-- RECORDS PROVIDED --

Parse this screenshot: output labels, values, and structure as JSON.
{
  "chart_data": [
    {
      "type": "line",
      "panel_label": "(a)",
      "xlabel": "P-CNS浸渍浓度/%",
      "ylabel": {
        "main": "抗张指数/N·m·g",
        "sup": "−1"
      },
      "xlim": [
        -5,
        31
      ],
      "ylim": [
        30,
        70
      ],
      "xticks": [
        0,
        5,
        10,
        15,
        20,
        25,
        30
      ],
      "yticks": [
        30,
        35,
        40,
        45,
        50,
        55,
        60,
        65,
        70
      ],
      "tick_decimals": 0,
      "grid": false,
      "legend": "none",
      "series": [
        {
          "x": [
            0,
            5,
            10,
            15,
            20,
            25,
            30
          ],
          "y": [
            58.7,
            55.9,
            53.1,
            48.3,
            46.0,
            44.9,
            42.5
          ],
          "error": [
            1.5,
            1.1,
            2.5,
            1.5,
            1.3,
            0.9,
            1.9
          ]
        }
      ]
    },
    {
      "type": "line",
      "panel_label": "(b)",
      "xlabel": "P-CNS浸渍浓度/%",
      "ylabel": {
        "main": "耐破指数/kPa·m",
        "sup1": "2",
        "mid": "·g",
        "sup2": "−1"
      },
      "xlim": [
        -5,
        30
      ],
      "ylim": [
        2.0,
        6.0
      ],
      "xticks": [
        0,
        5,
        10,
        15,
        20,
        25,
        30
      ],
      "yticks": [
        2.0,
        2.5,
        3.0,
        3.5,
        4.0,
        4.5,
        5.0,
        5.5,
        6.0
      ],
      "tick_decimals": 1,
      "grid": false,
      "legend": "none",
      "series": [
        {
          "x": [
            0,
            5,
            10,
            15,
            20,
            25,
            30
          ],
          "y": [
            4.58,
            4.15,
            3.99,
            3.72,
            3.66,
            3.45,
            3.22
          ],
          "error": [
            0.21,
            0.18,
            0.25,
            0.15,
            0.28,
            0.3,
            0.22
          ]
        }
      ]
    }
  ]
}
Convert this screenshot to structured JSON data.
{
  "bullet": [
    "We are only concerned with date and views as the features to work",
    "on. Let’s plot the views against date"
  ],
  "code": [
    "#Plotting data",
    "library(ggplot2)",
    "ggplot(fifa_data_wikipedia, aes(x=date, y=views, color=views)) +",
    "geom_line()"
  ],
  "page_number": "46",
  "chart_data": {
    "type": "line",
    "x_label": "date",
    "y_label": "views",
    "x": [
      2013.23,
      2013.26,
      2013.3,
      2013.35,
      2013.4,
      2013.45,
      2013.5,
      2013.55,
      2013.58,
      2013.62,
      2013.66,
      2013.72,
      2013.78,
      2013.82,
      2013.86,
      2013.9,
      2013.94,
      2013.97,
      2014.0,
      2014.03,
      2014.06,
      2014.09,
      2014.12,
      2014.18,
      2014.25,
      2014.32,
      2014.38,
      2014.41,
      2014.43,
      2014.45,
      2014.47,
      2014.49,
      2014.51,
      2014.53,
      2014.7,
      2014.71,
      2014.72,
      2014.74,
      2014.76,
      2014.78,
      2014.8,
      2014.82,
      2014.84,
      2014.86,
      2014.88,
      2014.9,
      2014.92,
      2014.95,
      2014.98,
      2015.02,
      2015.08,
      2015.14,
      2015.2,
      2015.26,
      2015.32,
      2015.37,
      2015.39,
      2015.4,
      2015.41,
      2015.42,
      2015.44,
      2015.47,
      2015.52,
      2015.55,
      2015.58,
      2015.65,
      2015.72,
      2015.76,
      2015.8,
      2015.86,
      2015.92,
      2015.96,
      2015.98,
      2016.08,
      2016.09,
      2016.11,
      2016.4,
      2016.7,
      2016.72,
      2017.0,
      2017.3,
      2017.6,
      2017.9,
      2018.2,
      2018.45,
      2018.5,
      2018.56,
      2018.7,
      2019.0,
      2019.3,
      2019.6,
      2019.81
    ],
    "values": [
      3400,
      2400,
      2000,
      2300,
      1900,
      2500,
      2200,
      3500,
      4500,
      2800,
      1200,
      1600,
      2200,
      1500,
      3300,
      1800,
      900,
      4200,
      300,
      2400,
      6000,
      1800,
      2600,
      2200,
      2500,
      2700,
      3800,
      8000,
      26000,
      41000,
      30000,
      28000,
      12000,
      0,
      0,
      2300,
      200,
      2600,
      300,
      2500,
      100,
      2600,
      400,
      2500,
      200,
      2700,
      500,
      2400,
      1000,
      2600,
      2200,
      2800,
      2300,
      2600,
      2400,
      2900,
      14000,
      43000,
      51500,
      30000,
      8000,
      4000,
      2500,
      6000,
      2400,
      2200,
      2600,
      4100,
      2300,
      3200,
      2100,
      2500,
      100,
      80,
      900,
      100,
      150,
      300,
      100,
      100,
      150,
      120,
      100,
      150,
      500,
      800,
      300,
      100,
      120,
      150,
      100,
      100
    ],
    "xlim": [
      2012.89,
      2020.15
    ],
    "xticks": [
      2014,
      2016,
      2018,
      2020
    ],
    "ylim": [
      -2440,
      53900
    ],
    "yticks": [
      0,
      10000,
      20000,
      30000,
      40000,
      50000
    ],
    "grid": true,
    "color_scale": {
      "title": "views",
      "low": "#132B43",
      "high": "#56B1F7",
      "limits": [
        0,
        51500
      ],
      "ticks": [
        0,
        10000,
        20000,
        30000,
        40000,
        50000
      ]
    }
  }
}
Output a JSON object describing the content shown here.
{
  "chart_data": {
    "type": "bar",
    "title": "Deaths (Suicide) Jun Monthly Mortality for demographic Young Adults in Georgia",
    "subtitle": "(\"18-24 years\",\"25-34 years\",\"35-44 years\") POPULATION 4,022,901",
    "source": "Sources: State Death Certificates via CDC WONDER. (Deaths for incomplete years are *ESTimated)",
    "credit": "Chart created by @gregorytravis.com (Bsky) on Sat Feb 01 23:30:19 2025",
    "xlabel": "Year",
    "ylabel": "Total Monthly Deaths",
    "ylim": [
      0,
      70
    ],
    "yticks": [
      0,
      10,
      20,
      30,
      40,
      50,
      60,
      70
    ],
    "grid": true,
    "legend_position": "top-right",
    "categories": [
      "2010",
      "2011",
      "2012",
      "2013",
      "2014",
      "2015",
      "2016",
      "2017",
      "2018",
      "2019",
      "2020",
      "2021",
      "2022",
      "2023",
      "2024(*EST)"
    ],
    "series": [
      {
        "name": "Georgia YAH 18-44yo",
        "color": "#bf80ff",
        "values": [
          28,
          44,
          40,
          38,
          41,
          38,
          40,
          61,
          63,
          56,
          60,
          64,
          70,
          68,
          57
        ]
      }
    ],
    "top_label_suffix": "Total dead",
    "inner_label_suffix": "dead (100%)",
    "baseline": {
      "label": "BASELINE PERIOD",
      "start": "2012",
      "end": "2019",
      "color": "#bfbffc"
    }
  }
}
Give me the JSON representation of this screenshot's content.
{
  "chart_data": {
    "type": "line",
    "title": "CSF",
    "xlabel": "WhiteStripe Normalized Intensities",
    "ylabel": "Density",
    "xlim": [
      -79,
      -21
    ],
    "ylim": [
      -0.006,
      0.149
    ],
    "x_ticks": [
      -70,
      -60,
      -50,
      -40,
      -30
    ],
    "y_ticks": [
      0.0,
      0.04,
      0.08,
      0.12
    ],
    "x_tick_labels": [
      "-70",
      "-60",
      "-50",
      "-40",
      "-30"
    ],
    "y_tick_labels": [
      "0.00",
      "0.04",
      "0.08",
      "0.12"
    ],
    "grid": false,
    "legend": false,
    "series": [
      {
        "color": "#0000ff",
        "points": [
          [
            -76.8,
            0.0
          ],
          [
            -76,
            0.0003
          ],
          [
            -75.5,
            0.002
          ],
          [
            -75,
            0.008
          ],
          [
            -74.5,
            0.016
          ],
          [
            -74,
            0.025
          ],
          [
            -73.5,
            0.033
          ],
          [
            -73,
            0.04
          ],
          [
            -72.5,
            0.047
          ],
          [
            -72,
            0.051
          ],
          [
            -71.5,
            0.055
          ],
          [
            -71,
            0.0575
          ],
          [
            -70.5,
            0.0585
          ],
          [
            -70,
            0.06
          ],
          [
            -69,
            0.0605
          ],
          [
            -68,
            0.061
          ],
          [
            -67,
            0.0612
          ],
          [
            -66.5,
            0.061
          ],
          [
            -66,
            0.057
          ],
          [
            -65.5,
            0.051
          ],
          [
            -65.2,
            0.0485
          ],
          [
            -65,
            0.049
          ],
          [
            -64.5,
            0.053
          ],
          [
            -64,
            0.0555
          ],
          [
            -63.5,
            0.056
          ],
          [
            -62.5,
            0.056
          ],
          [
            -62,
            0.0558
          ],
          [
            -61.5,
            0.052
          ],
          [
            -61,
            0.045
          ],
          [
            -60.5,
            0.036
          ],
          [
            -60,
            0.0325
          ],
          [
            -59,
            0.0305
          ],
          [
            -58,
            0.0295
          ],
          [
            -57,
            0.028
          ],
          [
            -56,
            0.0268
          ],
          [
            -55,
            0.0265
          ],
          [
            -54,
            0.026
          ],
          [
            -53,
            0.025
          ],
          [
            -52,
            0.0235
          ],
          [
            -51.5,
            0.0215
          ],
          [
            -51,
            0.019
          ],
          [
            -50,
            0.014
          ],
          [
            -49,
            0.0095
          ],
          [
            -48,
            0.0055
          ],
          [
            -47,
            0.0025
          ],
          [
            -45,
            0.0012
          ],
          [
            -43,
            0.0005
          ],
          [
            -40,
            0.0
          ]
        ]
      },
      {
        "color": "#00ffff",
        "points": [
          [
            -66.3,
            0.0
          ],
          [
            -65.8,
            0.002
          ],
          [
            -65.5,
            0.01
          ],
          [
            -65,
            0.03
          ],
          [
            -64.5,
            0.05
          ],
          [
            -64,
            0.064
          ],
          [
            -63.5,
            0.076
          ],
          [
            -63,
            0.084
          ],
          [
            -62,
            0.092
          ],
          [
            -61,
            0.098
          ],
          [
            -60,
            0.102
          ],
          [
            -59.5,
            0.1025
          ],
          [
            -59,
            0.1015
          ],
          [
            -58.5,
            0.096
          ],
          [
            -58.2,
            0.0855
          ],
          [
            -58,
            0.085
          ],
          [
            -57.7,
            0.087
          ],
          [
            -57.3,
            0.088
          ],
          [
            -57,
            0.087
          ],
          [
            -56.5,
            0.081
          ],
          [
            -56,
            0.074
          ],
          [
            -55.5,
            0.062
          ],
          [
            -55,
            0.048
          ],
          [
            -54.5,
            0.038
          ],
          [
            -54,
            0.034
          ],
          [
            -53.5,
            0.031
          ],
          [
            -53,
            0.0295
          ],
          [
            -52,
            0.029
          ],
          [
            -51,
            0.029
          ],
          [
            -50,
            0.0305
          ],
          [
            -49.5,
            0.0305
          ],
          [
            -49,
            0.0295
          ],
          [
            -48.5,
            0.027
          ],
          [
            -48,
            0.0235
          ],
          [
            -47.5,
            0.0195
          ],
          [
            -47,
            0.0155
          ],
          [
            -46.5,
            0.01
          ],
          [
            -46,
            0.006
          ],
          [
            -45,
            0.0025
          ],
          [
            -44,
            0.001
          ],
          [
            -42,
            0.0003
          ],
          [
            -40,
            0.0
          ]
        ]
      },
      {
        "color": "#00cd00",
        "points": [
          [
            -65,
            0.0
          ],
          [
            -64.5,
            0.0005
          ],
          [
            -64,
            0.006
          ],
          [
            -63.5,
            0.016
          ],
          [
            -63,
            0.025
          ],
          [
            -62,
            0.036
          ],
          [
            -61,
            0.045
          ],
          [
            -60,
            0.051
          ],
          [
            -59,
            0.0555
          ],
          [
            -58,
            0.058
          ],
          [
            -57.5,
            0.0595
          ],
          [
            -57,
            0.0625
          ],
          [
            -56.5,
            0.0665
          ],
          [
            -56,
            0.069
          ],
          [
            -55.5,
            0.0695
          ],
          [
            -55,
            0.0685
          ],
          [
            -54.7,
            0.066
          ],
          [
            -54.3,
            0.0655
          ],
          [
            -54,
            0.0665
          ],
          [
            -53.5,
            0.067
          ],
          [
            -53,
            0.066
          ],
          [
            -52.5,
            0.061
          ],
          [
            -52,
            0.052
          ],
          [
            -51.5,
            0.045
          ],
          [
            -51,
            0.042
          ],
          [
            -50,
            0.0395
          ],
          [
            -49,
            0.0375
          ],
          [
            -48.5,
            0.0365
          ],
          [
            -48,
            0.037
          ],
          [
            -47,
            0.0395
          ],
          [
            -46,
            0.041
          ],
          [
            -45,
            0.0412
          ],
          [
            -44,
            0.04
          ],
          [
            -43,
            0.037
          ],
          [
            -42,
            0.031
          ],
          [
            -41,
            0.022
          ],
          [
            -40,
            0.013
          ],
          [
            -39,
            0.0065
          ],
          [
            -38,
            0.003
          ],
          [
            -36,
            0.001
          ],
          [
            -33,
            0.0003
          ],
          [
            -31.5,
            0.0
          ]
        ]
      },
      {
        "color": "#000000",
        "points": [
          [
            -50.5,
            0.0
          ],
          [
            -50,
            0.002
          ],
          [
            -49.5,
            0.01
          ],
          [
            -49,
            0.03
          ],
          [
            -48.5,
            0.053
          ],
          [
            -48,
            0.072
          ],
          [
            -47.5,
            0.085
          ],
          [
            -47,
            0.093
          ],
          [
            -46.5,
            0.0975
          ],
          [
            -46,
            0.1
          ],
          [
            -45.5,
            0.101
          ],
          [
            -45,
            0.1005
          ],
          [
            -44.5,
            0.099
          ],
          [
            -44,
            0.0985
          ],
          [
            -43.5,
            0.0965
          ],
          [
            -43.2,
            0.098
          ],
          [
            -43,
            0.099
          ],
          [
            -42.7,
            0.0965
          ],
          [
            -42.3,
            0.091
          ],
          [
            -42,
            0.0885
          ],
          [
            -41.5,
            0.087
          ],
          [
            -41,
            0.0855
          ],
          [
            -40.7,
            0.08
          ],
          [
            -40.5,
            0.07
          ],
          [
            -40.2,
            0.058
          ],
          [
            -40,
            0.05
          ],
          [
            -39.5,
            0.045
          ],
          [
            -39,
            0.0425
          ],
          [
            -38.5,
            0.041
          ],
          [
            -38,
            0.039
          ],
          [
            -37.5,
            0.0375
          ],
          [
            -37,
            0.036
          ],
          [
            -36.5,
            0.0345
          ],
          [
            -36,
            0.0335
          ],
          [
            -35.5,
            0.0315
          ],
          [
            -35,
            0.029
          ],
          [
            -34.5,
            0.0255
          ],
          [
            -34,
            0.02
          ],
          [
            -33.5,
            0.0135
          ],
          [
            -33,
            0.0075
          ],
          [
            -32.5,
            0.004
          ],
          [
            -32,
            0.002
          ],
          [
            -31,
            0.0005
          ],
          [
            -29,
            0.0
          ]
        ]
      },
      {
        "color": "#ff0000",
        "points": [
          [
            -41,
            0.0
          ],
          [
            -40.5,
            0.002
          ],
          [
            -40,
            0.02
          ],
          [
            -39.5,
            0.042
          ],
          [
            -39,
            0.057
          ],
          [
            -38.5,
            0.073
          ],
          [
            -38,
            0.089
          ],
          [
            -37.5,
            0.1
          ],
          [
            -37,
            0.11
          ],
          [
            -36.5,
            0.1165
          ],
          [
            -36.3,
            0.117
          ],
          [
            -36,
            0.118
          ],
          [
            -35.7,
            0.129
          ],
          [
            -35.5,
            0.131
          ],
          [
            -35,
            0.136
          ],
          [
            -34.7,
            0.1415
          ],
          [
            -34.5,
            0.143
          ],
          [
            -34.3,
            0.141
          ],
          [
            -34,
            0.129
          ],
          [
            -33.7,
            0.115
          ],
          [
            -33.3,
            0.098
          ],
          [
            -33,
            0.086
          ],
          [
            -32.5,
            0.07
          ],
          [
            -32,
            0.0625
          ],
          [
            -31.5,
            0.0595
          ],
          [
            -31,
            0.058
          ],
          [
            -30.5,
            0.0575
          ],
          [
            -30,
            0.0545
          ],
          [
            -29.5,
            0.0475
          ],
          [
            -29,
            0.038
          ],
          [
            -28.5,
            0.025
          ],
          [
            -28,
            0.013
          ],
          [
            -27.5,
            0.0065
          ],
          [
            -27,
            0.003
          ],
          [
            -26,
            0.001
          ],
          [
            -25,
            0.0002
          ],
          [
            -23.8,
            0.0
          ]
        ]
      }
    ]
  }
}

-- EXERCISE AIM --
Return only the number of lines in the entries that contain the string "Monthly".

-- COMPLETE RESPONSE --
2